PROBLEM DETAILS |
Return every line of the data below that includes the string "text".

◆ ◆ ◆ ◆

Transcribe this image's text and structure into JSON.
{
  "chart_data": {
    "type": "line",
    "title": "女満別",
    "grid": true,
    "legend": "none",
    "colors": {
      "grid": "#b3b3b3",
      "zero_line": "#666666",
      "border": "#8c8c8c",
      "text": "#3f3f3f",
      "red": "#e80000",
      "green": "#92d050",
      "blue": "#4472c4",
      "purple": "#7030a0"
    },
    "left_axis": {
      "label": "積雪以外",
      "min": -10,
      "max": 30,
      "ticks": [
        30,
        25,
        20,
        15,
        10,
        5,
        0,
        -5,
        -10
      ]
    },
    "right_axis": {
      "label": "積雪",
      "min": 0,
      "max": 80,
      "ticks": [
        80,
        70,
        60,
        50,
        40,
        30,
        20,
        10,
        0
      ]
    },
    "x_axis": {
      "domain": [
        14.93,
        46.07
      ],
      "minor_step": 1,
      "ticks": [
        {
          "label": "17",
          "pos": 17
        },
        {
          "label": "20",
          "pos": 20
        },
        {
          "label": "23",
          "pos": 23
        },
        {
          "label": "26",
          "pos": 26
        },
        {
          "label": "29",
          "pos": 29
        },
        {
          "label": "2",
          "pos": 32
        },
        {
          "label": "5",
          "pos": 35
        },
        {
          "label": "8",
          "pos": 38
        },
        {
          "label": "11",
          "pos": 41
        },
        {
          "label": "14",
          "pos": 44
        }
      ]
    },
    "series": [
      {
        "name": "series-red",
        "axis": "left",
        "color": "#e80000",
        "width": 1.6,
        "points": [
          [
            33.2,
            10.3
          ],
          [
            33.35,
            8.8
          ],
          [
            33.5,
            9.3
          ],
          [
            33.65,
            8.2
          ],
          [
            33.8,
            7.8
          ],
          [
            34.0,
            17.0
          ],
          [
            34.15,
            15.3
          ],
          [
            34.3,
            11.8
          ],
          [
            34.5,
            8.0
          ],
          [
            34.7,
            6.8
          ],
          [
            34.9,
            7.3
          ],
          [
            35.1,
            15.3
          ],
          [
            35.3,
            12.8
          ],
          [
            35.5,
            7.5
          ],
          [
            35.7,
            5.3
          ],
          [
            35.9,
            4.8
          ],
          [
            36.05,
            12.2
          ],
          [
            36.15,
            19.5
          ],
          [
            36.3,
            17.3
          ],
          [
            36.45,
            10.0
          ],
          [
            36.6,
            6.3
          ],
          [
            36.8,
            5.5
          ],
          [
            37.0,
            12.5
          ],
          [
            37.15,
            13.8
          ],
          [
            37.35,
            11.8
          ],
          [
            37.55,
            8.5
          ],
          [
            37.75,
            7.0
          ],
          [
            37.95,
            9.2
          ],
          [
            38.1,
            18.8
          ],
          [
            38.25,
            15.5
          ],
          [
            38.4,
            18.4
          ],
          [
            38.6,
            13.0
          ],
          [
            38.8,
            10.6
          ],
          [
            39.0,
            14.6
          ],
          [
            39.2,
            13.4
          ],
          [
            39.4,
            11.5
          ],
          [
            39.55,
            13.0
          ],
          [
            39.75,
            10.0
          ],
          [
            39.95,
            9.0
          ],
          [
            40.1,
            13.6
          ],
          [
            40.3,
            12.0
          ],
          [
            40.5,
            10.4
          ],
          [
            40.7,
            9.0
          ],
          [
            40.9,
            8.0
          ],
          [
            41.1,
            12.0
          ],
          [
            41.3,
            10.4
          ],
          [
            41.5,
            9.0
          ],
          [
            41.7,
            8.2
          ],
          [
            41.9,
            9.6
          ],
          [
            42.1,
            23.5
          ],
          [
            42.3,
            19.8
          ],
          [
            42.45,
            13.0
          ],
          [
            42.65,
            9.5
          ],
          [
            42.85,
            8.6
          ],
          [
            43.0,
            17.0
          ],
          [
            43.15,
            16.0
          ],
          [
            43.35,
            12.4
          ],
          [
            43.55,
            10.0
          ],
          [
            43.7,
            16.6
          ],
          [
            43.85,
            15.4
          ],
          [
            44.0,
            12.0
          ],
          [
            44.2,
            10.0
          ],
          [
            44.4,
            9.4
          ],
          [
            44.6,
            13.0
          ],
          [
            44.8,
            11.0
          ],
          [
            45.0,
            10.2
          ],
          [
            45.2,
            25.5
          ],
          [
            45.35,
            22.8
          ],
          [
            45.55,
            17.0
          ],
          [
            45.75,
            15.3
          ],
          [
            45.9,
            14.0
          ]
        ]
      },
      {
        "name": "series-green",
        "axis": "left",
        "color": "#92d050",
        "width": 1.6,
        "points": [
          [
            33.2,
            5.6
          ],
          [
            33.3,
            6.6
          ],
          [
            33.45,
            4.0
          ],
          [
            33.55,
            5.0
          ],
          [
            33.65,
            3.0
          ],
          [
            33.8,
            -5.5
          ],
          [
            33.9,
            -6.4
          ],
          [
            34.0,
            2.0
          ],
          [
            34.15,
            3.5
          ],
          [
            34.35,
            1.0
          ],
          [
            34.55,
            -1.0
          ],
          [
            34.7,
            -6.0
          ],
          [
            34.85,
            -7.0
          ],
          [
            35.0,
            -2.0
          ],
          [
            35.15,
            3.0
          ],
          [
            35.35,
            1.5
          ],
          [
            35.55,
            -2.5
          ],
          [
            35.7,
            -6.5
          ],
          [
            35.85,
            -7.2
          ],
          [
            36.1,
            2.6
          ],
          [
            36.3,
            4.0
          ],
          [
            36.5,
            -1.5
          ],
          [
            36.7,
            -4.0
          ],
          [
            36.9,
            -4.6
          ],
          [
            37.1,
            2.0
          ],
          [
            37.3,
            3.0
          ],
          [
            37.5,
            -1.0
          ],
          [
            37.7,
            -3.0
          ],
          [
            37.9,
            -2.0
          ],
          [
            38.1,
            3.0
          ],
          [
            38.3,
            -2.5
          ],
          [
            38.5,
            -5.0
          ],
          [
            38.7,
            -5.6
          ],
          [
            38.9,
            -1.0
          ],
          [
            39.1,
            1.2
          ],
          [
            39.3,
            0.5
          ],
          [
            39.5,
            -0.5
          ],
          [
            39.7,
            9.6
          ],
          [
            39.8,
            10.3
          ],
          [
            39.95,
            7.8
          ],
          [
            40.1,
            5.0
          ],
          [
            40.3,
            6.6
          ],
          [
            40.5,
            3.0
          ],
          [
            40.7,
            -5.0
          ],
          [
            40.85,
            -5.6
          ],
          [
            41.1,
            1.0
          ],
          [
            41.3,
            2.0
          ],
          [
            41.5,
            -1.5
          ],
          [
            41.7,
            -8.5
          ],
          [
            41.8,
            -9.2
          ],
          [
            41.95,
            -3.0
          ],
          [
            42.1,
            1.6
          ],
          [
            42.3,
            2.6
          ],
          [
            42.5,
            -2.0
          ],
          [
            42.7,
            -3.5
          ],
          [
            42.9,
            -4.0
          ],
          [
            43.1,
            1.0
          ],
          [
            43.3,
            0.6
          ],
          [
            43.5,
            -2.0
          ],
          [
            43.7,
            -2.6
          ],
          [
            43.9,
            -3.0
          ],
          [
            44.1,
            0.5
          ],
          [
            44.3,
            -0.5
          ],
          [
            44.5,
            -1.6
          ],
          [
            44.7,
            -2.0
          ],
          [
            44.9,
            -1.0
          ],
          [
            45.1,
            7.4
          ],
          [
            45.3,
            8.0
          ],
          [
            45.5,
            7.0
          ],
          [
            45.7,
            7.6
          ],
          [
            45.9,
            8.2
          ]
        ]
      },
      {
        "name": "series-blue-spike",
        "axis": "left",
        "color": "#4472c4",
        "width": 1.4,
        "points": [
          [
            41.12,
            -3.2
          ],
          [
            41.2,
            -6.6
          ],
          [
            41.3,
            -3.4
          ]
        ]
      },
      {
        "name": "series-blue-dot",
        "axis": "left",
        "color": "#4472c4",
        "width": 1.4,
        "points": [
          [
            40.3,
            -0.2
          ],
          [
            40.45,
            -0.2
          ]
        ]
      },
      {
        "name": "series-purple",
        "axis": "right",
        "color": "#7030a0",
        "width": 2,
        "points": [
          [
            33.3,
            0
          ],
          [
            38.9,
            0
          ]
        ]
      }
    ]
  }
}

◆ ◆ ◆ ◆

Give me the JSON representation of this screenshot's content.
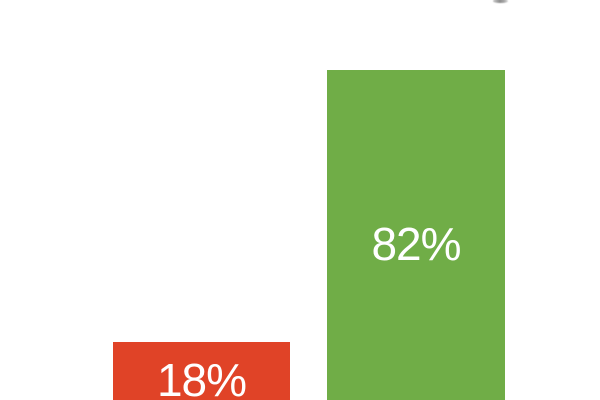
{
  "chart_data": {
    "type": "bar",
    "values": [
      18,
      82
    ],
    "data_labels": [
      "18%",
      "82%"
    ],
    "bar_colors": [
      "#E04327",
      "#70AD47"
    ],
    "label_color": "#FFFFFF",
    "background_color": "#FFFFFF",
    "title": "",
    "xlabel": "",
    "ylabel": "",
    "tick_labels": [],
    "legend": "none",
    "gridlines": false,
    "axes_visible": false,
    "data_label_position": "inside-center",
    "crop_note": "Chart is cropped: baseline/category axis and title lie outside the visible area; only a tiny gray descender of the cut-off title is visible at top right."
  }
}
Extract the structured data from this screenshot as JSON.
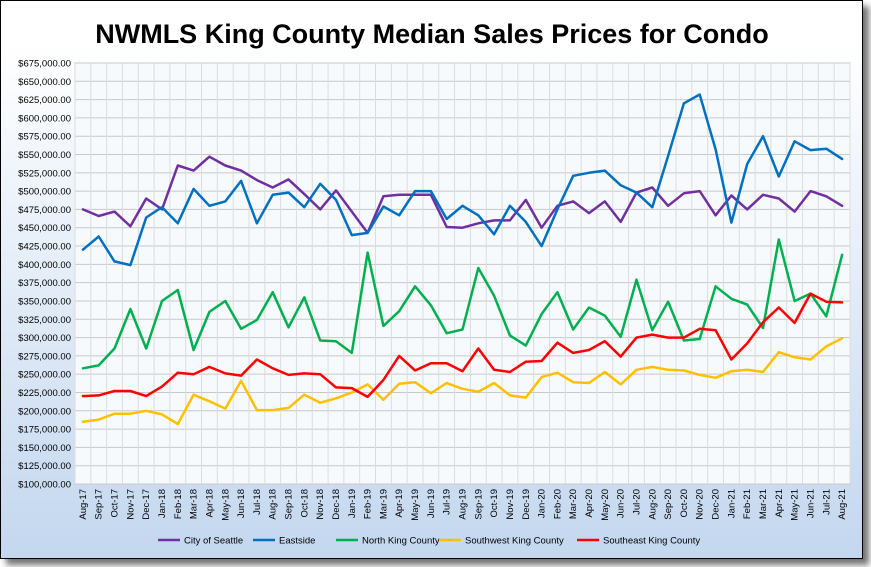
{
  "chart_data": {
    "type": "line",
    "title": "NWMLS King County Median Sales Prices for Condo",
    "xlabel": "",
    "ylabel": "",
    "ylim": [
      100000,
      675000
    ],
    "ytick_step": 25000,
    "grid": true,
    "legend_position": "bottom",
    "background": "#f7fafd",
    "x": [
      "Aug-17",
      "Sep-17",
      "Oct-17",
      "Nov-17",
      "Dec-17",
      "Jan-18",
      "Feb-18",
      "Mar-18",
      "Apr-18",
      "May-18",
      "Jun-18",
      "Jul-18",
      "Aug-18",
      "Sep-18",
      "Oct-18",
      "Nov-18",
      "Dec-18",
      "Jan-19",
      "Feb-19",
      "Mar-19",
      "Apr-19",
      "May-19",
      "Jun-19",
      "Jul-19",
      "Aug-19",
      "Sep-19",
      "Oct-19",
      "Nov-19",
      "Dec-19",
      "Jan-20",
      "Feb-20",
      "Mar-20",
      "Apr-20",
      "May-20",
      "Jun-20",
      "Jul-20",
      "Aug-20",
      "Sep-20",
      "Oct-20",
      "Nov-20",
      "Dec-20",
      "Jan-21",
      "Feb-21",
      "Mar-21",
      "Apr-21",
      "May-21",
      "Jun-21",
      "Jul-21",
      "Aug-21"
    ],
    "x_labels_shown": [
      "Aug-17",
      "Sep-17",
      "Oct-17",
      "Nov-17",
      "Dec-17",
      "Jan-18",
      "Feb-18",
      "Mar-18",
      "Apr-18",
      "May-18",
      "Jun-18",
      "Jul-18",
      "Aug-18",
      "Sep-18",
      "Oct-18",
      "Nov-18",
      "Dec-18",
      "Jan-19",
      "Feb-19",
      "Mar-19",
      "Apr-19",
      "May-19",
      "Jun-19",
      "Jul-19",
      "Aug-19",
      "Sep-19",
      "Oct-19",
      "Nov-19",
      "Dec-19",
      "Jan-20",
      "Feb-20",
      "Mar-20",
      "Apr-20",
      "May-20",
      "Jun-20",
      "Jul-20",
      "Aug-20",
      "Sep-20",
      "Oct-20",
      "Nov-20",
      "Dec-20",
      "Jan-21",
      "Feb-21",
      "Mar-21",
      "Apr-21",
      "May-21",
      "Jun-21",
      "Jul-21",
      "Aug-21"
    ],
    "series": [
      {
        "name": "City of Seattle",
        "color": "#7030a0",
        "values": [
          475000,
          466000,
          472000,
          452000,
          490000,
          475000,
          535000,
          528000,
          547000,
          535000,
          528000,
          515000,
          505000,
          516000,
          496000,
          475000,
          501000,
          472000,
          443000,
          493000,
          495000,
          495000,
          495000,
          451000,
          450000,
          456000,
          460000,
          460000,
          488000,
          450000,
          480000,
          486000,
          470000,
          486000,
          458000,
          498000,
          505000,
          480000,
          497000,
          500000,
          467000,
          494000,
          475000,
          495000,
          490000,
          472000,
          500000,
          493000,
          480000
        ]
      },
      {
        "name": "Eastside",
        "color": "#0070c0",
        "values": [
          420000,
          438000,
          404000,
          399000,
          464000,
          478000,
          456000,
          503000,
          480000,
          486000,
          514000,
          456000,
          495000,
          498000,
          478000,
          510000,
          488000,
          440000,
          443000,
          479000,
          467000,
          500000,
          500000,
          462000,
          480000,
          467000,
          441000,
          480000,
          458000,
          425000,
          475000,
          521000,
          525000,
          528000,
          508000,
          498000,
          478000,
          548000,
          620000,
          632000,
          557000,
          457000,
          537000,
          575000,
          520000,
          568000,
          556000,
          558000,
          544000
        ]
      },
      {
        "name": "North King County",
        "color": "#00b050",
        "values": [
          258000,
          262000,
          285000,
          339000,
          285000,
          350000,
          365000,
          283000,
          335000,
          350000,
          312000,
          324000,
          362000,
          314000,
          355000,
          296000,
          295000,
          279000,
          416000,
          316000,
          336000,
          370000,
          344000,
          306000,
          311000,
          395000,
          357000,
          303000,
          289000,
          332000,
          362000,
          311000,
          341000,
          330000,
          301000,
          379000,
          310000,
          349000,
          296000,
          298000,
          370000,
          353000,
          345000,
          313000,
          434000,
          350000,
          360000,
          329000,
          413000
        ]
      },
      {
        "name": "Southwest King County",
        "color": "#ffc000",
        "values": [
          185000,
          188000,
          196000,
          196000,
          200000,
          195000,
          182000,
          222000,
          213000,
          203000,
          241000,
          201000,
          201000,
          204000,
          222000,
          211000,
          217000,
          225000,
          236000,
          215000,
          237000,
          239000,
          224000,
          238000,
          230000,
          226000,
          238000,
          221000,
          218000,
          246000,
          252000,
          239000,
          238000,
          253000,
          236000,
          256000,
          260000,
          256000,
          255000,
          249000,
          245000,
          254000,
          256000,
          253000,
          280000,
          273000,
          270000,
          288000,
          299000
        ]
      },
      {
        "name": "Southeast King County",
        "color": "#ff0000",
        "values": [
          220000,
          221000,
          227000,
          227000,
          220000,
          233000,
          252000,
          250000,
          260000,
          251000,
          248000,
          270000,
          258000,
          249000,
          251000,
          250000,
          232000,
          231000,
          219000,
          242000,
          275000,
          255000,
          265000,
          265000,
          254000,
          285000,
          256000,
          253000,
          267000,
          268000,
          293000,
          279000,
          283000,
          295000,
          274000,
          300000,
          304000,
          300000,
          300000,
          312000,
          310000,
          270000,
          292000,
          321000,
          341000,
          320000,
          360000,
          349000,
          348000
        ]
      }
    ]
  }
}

◆ ◆ ◆ ◆

ANSWER TO THIS PROBLEM |
Transcribe this image's text and structure into JSON.
      "text": "#3f3f3f",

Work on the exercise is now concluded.